[Start of EXTRACT PROVIDED]

# Help-need advice -on Pressure washing trex steps



## 1stchoice (Dec 29, 2007)

Yes I posted a similiar question last week, and thanks for all advice given.
Ok here goes- I had a biggggggoooppsss today, I accidentally spilled a 1/4 gallon of semi-gloss , most stayed on the metal roof and cleaned fairly well however several spots, covered about 20 steps and scattered thru out the deck below. Dont know what action the Homeowner wants to take Ive already offered to work with him any way I can. The homeowner is a flooring contractor and has been in business about 20 years.
I called Weyerhaeuser-Choice deck and spoke with there rep, he stated that the deck could be cleaned with hot soapy water, also said that if that did not work could be pressure washed with Hot soapy water, keeping the PSI,s below 1300 and the tip of the wand at least 10" off of the deck.
I will be back at the job tomorrow to finish what I was suppose to do today, Paint 12 columns, easy job, that is until I decided to make it complicated by a stupid mistake, which by the way, I have NEVER SPILLED any paint like that. Figures had to land on trex steps.
Any thoughts would be appreciated. Worst case Ill be replacing about 25 steps 
Thanks Brian
1st Choice


----------



## vermontpainter (Dec 24, 2007)

You cant be serious.


----------



## NEPS.US (Feb 6, 2008)

Your fired ....Last choice!

Start replacing steps.


----------



## slickshift (Apr 8, 2007)

Just replace the steps
It will be a lot of labor, a lot of time and effort, to maybe make them not look horrific, and maybe ruining them
Replacing the decking on the steps is cake


----------



## Kelly Painting (Apr 17, 2007)

I'm with slick. What ever you do, do not hit any vinyl or plastic with hot water, or you will be replacing allot more than the steps.


----------



## tsunamicontract (May 3, 2008)

threads like this make me feel good knowing that I am not the only one that ever gets a little paint or over spray on something


----------



## 1stchoice (Dec 29, 2007)

*Thanks guys*

Thanks for the responses. In my mind I had concluded that replacing the steps was the best option and would therefore be in the best interest of the homeowner leaving them with steps the way they originally were before we started. This is the cost of doing business sometimes.
The money due me for the extra work that I am doing covers the cost of replacing the steps, so he gets new steps and some exterior painting to the porch columns and railings. 
Brian


----------

[End of EXTRACT PROVIDED]
[Start of MATERIAL]

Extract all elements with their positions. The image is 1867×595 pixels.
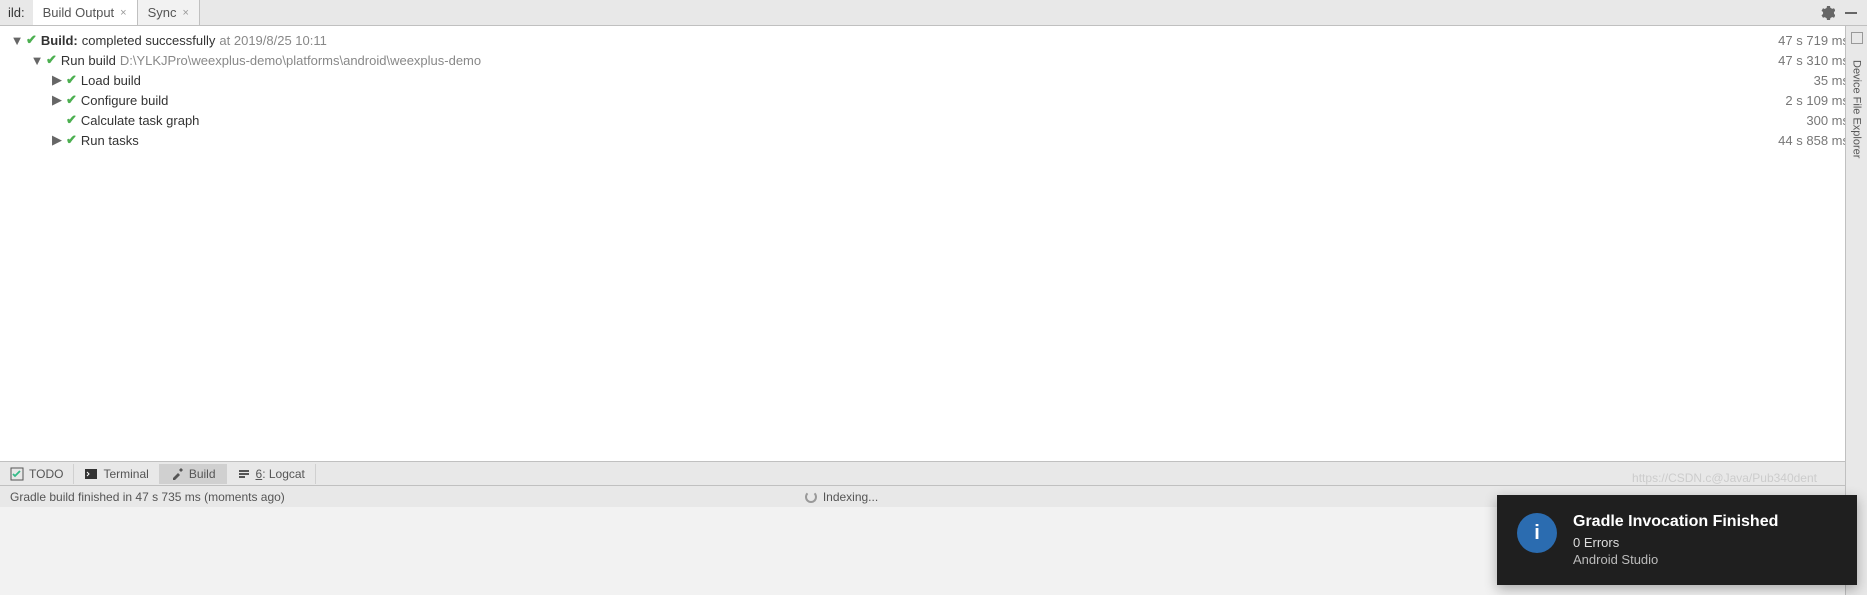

[End of MATERIAL]

DO THIS - Repeat word for word the passage of the thread above on pressure washing Trex steps that begins with the words containing "I called Weyerhaeuser-Choice" and ends with "of the deck.".

RIGHT ANSWER -
I called Weyerhaeuser-Choice deck and spoke with there rep, he stated that the deck could be cleaned with hot soapy water, also said that if that did not work could be pressure washed with Hot soapy water, keeping the PSI,s below 1300 and the tip of the wand at least 10" off of the deck.